--- Start Data supplied ---

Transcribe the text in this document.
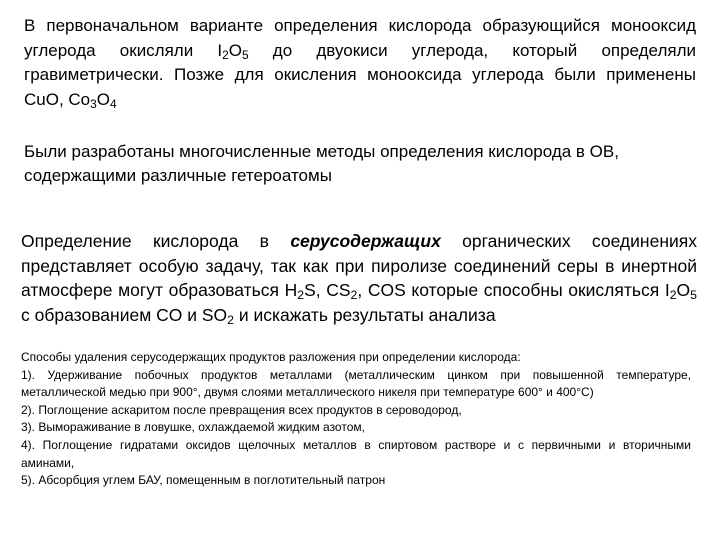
В первоначальном варианте определения кислорода образующийся монооксид углерода окисляли $I_2O_5$ до двуокиси углерода, который определяли гравиметрически. Позже для окисления монооксида углерода были применены CuO, $Co_3O_4$

Были разработаны многочисленные методы определения кислорода в ОВ, содержащими различные гетероатомы

Определение кислорода в серусодержащих органических соединениях представляет особую задачу, так как при пиролизе соединений серы в инертной атмосфере могут образоваться $H_2S$, $CS_2$, COS которые способны окисляться $I_2O_5$ с образованием CO и $SO_2$ и искажать результаты анализа

Способы удаления серусодержащих продуктов разложения при определении кислорода:
1). Удерживание побочных продуктов металлами (металлическим цинком при повышенной температуре, металлической медью при 900°, двумя слоями металлического никеля при температуре 600° и 400°С)
2). Поглощение аскаритом после превращения всех продуктов в сероводород,
3). Вымораживание в ловушке, охлаждаемой жидким азотом,
4). Поглощение гидратами оксидов щелочных металлов в спиртовом растворе и с первичными и вторичными аминами,
5). Абсорбция углем БАУ, помещенным в поглотительный патрон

--- End Data supplied ---

§ What is required: The answer is the number of lines in the preceding material that hold "продуктов"; write that number and nothing else.

§ Task response: 3